(Saved entries)
>> start

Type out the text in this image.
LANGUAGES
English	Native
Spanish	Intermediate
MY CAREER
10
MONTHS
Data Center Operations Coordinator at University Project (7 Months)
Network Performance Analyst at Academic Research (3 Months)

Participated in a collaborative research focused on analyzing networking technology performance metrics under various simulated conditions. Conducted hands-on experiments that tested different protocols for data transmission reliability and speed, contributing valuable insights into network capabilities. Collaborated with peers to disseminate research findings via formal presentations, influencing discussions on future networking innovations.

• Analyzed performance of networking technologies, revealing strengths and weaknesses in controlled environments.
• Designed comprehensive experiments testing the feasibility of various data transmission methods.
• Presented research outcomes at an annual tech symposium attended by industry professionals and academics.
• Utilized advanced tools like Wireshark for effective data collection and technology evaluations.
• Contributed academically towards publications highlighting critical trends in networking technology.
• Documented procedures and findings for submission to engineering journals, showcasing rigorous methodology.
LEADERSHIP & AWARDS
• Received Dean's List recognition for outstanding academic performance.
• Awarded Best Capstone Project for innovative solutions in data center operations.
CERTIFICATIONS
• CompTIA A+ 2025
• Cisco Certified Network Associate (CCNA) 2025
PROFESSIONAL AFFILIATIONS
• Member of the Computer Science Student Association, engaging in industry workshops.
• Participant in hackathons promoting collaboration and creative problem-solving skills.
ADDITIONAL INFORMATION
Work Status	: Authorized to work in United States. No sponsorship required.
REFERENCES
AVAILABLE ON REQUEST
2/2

>> end

(Work to do):
Type the material above out again, exactly.

(Solution):
Type out the text in this image.
LANGUAGES
English	Native
Spanish	Intermediate
MY CAREER
10
MONTHS
Data Center Operations Coordinator at University Project (7 Months)
Network Performance Analyst at Academic Research (3 Months)

Participated in a collaborative research focused on analyzing networking technology performance metrics under various simulated conditions. Conducted hands-on experiments that tested different protocols for data transmission reliability and speed, contributing valuable insights into network capabilities. Collaborated with peers to disseminate research findings via formal presentations, influencing discussions on future networking innovations.

• Analyzed performance of networking technologies, revealing strengths and weaknesses in controlled environments.
• Designed comprehensive experiments testing the feasibility of various data transmission methods.
• Presented research outcomes at an annual tech symposium attended by industry professionals and academics.
• Utilized advanced tools like Wireshark for effective data collection and technology evaluations.
• Contributed academically towards publications highlighting critical trends in networking technology.
• Documented procedures and findings for submission to engineering journals, showcasing rigorous methodology.
LEADERSHIP & AWARDS
• Received Dean's List recognition for outstanding academic performance.
• Awarded Best Capstone Project for innovative solutions in data center operations.
CERTIFICATIONS
• CompTIA A+ 2025
• Cisco Certified Network Associate (CCNA) 2025
PROFESSIONAL AFFILIATIONS
• Member of the Computer Science Student Association, engaging in industry workshops.
• Participant in hackathons promoting collaboration and creative problem-solving skills.
ADDITIONAL INFORMATION
Work Status	: Authorized to work in United States. No sponsorship required.
REFERENCES
AVAILABLE ON REQUEST
2/2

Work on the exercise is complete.